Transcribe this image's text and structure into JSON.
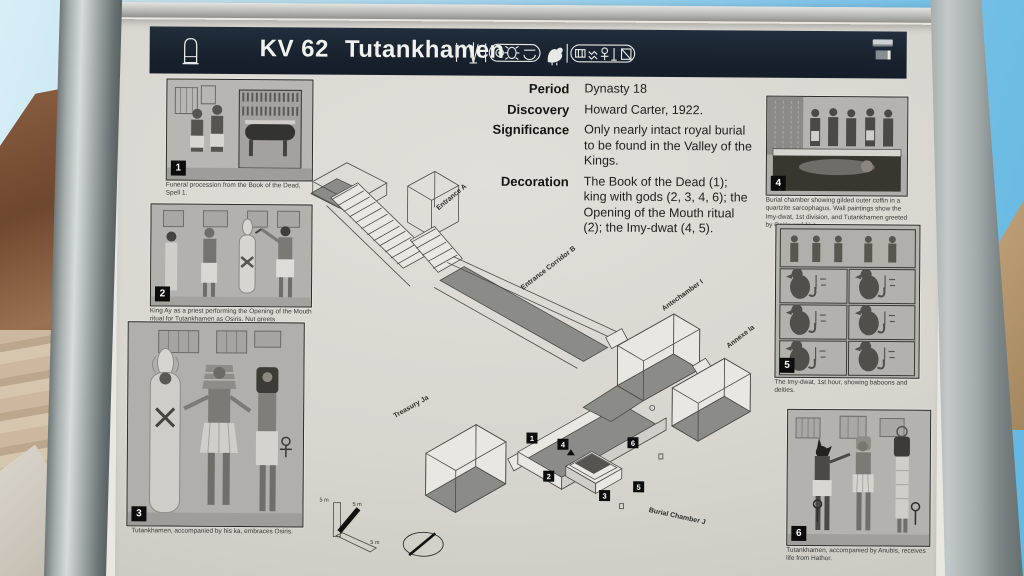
{
  "sign": {
    "header": {
      "catalog": "KV 62",
      "name": "Tutankhamen",
      "icons": {
        "stela": "stela-outline-icon",
        "cartouches": "royal-cartouche-hieroglyphs",
        "logos": "sponsor-logos"
      },
      "colors": {
        "bar_bg": "#18222e",
        "text": "#f1f1ee"
      }
    },
    "facts": [
      {
        "label": "Period",
        "value": "Dynasty 18"
      },
      {
        "label": "Discovery",
        "value": "Howard Carter, 1922."
      },
      {
        "label": "Significance",
        "value": "Only nearly intact royal burial to be found in the Valley of the Kings."
      },
      {
        "label": "Decoration",
        "value": "The Book of the Dead (1); king with gods (2, 3, 4, 6); the Opening of the Mouth ritual (2); the Imy-dwat (4, 5)."
      }
    ],
    "photos_left": [
      {
        "number": "1",
        "caption": "Funeral procession from the Book of the Dead, Spell 1."
      },
      {
        "number": "2",
        "caption": "King Ay as a priest performing the Opening of the Mouth ritual for Tutankhamen as Osiris. Nut greets Tutankhamen at the left."
      },
      {
        "number": "3",
        "caption": "Tutankhamen, accompanied by his ka, embraces Osiris."
      }
    ],
    "photos_right": [
      {
        "number": "4",
        "caption": "Burial chamber showing gilded outer coffin in a quartzite sarcophagus. Wall paintings show the Imy-dwat, 1st division, and Tutankhamen greeted by Osiris and Nut."
      },
      {
        "number": "5",
        "caption": "The Imy-dwat, 1st hour, showing baboons and deities."
      },
      {
        "number": "6",
        "caption": "Tutankhamen, accompanied by Anubis, receives life from Hathor."
      }
    ],
    "diagram": {
      "labels": {
        "entrance_a": "Entrance A",
        "corridor_b": "Entrance Corridor B",
        "antechamber": "Antechamber I",
        "annexe": "Annexe Ia",
        "treasury": "Treasury Ja",
        "burial_chamber": "Burial Chamber J"
      },
      "markers": [
        "1",
        "2",
        "3",
        "4",
        "5",
        "6"
      ],
      "scale_label": "5 m",
      "icons": {
        "compass": "north-arrow-ellipse-icon",
        "scale": "isometric-scale-bars-icon"
      }
    },
    "colors": {
      "panel_bg": "#d7d5ce",
      "badge_bg": "#0c0c0c",
      "sky": "#7fc4e8",
      "pole": "#a6aeae"
    }
  }
}
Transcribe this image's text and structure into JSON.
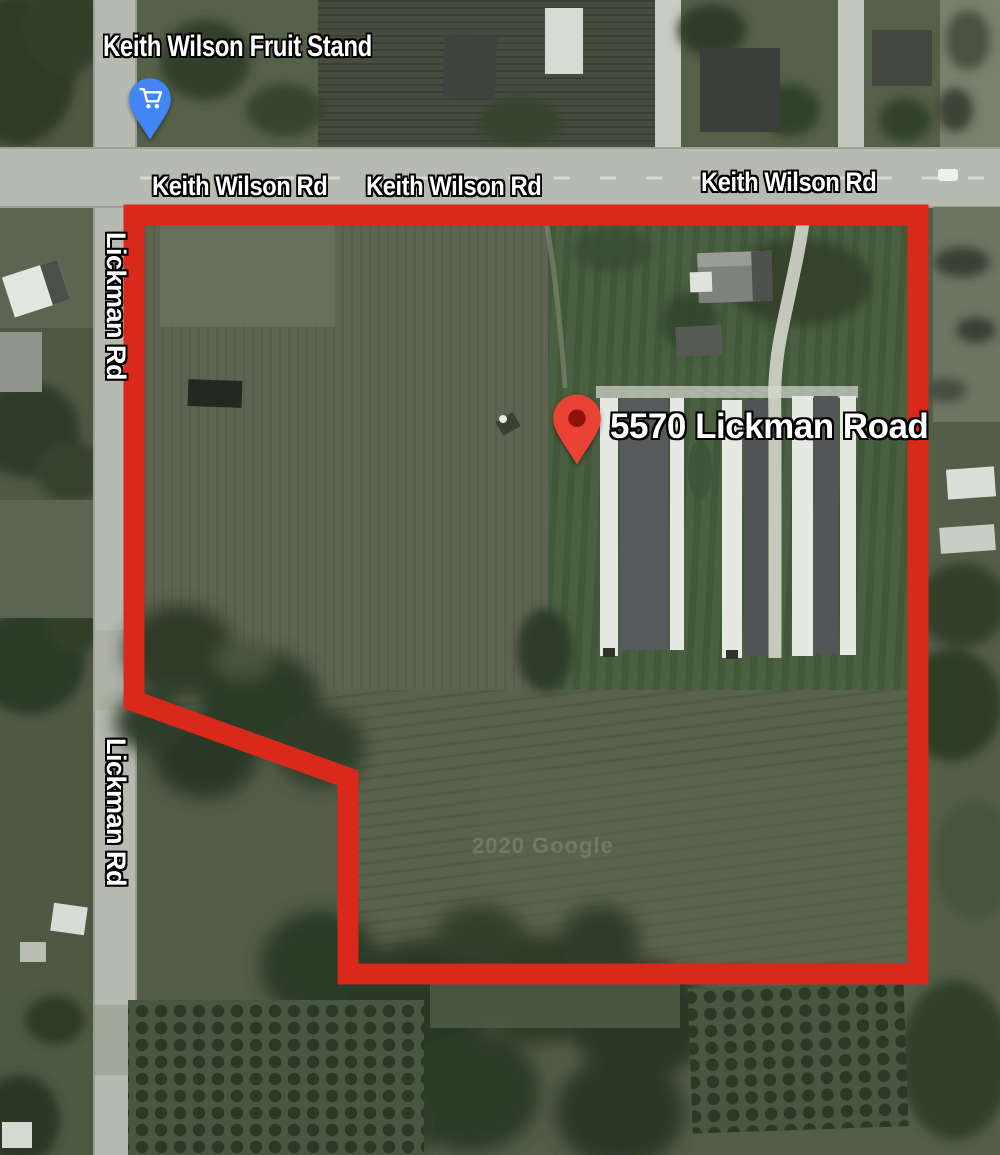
{
  "map": {
    "watermark": "2020 Google",
    "poi": {
      "label": "Keith Wilson Fruit Stand",
      "icon": "shopping-cart-pin"
    },
    "property": {
      "address": "5570 Lickman Road",
      "marker": "red-map-pin",
      "boundary_points": "140,215 918,215 918,974 348,974 348,778 134,701 134,215"
    },
    "road_labels": [
      "Keith Wilson Rd",
      "Keith Wilson Rd",
      "Keith Wilson Rd"
    ],
    "street_labels": [
      "Lickman Rd",
      "Lickman Rd",
      "d"
    ],
    "colors": {
      "boundary": "#d8291a",
      "marker": "#ea4335",
      "marker_inner": "#8e130a",
      "poi_pin": "#4285f4",
      "poi_glyph": "#ffffff",
      "label_text": "#ffffff",
      "label_outline": "#000000",
      "road": "#b7bab0"
    }
  }
}
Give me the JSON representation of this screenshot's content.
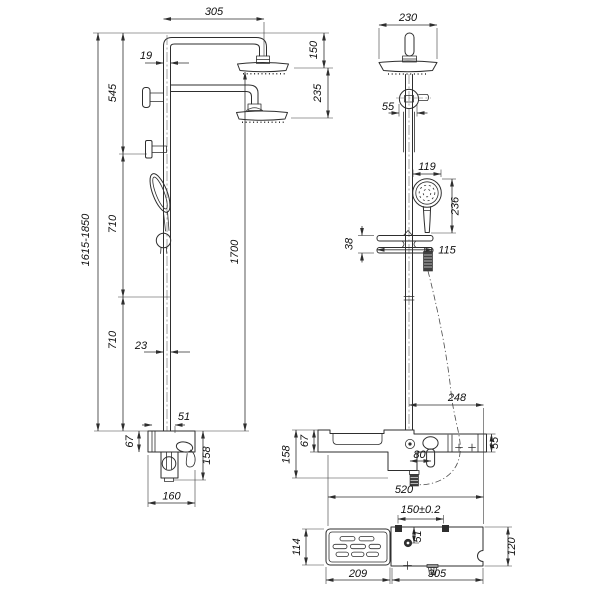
{
  "drawing": {
    "type": "technical-dimension-drawing",
    "subject": "shower-column-with-dual-overhead-showers-hand-shower-and-shelf-mixer",
    "colors": {
      "background": "#ffffff",
      "line": "#2e2e2e",
      "text": "#101010"
    }
  },
  "dims": {
    "front": {
      "arm_span": "305",
      "pipe_top": "19",
      "top_to_bracket": "545",
      "head1_drop": "150",
      "head2_drop": "235",
      "overall_range": "1615-1850",
      "seg_upper": "710",
      "seg_lower": "710",
      "riser_length": "1700",
      "pipe_lower": "23",
      "body_offset": "51",
      "body_top_height": "67",
      "body_height": "158",
      "body_width": "160"
    },
    "side": {
      "head_width": "230",
      "bracket_width": "55",
      "hand_shower_dia": "119",
      "hand_shower_len": "236",
      "slider_height": "38",
      "slider_width": "115",
      "right_span": "248",
      "body_top_height": "67",
      "body_height": "158",
      "handle_offset": "80",
      "end_height": "55",
      "body_width": "520",
      "hole_pitch": "150±0.2"
    },
    "bottom": {
      "tray_depth": "114",
      "hole_inset": "51",
      "tray_width": "209",
      "plate_width": "305",
      "plate_depth": "120"
    }
  }
}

§ **Your instructions**
Pictures are excluded; output everything else in the data verbatim.

§ **Expected output**
Transcribe this image's text and structure into JSON.
{
  "sign": {
    "header": {
      "catalog": "KV 62",
      "name": "Tutankhamen",
      "icons": {
        "stela": "stela-outline-icon",
        "cartouches": "royal-cartouche-hieroglyphs",
        "logos": "sponsor-logos"
      },
      "colors": {
        "bar_bg": "#18222e",
        "text": "#f1f1ee"
      }
    },
    "facts": [
      {
        "label": "Period",
        "value": "Dynasty 18"
      },
      {
        "label": "Discovery",
        "value": "Howard Carter, 1922."
      },
      {
        "label": "Significance",
        "value": "Only nearly intact royal burial to be found in the Valley of the Kings."
      },
      {
        "label": "Decoration",
        "value": "The Book of the Dead (1); king with gods (2, 3, 4, 6); the Opening of the Mouth ritual (2); the Imy-dwat (4, 5)."
      }
    ],
    "photos_left": [
      {
        "number": "1",
        "caption": "Funeral procession from the Book of the Dead, Spell 1."
      },
      {
        "number": "2",
        "caption": "King Ay as a priest performing the Opening of the Mouth ritual for Tutankhamen as Osiris. Nut greets Tutankhamen at the left."
      },
      {
        "number": "3",
        "caption": "Tutankhamen, accompanied by his ka, embraces Osiris."
      }
    ],
    "photos_right": [
      {
        "number": "4",
        "caption": "Burial chamber showing gilded outer coffin in a quartzite sarcophagus. Wall paintings show the Imy-dwat, 1st division, and Tutankhamen greeted by Osiris and Nut."
      },
      {
        "number": "5",
        "caption": "The Imy-dwat, 1st hour, showing baboons and deities."
      },
      {
        "number": "6",
        "caption": "Tutankhamen, accompanied by Anubis, receives life from Hathor."
      }
    ],
    "diagram": {
      "labels": {
        "entrance_a": "Entrance A",
        "corridor_b": "Entrance Corridor B",
        "antechamber": "Antechamber I",
        "annexe": "Annexe Ia",
        "treasury": "Treasury Ja",
        "burial_chamber": "Burial Chamber J"
      },
      "markers": [
        "1",
        "2",
        "3",
        "4",
        "5",
        "6"
      ],
      "scale_label": "5 m",
      "icons": {
        "compass": "north-arrow-ellipse-icon",
        "scale": "isometric-scale-bars-icon"
      }
    },
    "colors": {
      "panel_bg": "#d7d5ce",
      "badge_bg": "#0c0c0c",
      "sky": "#7fc4e8",
      "pole": "#a6aeae"
    }
  }
}
Transcribe this image's text and structure into JSON.
{
  "map": {
    "watermark": "2020 Google",
    "poi": {
      "label": "Keith Wilson Fruit Stand",
      "icon": "shopping-cart-pin"
    },
    "property": {
      "address": "5570 Lickman Road",
      "marker": "red-map-pin",
      "boundary_points": "140,215 918,215 918,974 348,974 348,778 134,701 134,215"
    },
    "road_labels": [
      "Keith Wilson Rd",
      "Keith Wilson Rd",
      "Keith Wilson Rd"
    ],
    "street_labels": [
      "Lickman Rd",
      "Lickman Rd",
      "d"
    ],
    "colors": {
      "boundary": "#d8291a",
      "marker": "#ea4335",
      "marker_inner": "#8e130a",
      "poi_pin": "#4285f4",
      "poi_glyph": "#ffffff",
      "label_text": "#ffffff",
      "label_outline": "#000000",
      "road": "#b7bab0"
    }
  }
}
Give me the JSON representation of this screenshot's content.
{
  "drawing": {
    "type": "technical-dimension-drawing",
    "subject": "shower-column-with-dual-overhead-showers-hand-shower-and-shelf-mixer",
    "colors": {
      "background": "#ffffff",
      "line": "#2e2e2e",
      "text": "#101010"
    }
  },
  "dims": {
    "front": {
      "arm_span": "305",
      "pipe_top": "19",
      "top_to_bracket": "545",
      "head1_drop": "150",
      "head2_drop": "235",
      "overall_range": "1615-1850",
      "seg_upper": "710",
      "seg_lower": "710",
      "riser_length": "1700",
      "pipe_lower": "23",
      "body_offset": "51",
      "body_top_height": "67",
      "body_height": "158",
      "body_width": "160"
    },
    "side": {
      "head_width": "230",
      "bracket_width": "55",
      "hand_shower_dia": "119",
      "hand_shower_len": "236",
      "slider_height": "38",
      "slider_width": "115",
      "right_span": "248",
      "body_top_height": "67",
      "body_height": "158",
      "handle_offset": "80",
      "end_height": "55",
      "body_width": "520",
      "hole_pitch": "150±0.2"
    },
    "bottom": {
      "tray_depth": "114",
      "hole_inset": "51",
      "tray_width": "209",
      "plate_width": "305",
      "plate_depth": "120"
    }
  }
}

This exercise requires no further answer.